(Dataset entries on figures)
## start

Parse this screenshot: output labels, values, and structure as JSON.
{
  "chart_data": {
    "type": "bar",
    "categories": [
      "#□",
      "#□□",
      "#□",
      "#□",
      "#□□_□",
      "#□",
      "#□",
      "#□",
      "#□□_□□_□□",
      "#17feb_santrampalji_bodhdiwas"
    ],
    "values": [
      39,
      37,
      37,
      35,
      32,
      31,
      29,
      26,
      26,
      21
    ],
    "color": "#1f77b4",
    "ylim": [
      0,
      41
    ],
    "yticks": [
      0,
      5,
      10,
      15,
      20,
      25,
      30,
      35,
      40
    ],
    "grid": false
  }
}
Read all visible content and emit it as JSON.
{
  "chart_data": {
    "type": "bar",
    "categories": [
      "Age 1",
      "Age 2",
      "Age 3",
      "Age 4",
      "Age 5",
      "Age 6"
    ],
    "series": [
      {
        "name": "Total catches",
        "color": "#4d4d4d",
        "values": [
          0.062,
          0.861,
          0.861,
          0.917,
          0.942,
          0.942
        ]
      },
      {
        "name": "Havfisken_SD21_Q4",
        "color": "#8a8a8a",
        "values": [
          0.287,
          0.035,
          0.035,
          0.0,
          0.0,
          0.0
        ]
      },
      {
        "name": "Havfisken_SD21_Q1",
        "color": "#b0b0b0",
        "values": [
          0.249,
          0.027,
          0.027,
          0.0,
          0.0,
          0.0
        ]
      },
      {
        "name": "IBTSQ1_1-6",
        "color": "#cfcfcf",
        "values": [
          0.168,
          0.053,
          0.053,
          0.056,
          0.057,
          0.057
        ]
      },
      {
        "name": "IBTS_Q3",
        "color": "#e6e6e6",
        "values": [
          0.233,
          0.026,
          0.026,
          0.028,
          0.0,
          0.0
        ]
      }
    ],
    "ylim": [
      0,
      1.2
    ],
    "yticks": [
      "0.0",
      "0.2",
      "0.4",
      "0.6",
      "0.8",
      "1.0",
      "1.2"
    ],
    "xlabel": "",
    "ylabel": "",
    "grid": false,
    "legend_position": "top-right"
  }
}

## end

▶ What this task involves: Reproduce each line verbatim.

▶ Answer for the task:
Parse this screenshot: output labels, values, and structure as JSON.
{
  "chart_data": {
    "type": "bar",
    "categories": [
      "#□",
      "#□□",
      "#□",
      "#□",
      "#□□_□",
      "#□",
      "#□",
      "#□",
      "#□□_□□_□□",
      "#17feb_santrampalji_bodhdiwas"
    ],
    "values": [
      39,
      37,
      37,
      35,
      32,
      31,
      29,
      26,
      26,
      21
    ],
    "color": "#1f77b4",
    "ylim": [
      0,
      41
    ],
    "yticks": [
      0,
      5,
      10,
      15,
      20,
      25,
      30,
      35,
      40
    ],
    "grid": false
  }
}
Read all visible content and emit it as JSON.
{
  "chart_data": {
    "type": "bar",
    "categories": [
      "Age 1",
      "Age 2",
      "Age 3",
      "Age 4",
      "Age 5",
      "Age 6"
    ],
    "series": [
      {
        "name": "Total catches",
        "color": "#4d4d4d",
        "values": [
          0.062,
          0.861,
          0.861,
          0.917,
          0.942,
          0.942
        ]
      },
      {
        "name": "Havfisken_SD21_Q4",
        "color": "#8a8a8a",
        "values": [
          0.287,
          0.035,
          0.035,
          0.0,
          0.0,
          0.0
        ]
      },
      {
        "name": "Havfisken_SD21_Q1",
        "color": "#b0b0b0",
        "values": [
          0.249,
          0.027,
          0.027,
          0.0,
          0.0,
          0.0
        ]
      },
      {
        "name": "IBTSQ1_1-6",
        "color": "#cfcfcf",
        "values": [
          0.168,
          0.053,
          0.053,
          0.056,
          0.057,
          0.057
        ]
      },
      {
        "name": "IBTS_Q3",
        "color": "#e6e6e6",
        "values": [
          0.233,
          0.026,
          0.026,
          0.028,
          0.0,
          0.0
        ]
      }
    ],
    "ylim": [
      0,
      1.2
    ],
    "yticks": [
      "0.0",
      "0.2",
      "0.4",
      "0.6",
      "0.8",
      "1.0",
      "1.2"
    ],
    "xlabel": "",
    "ylabel": "",
    "grid": false,
    "legend_position": "top-right"
  }
}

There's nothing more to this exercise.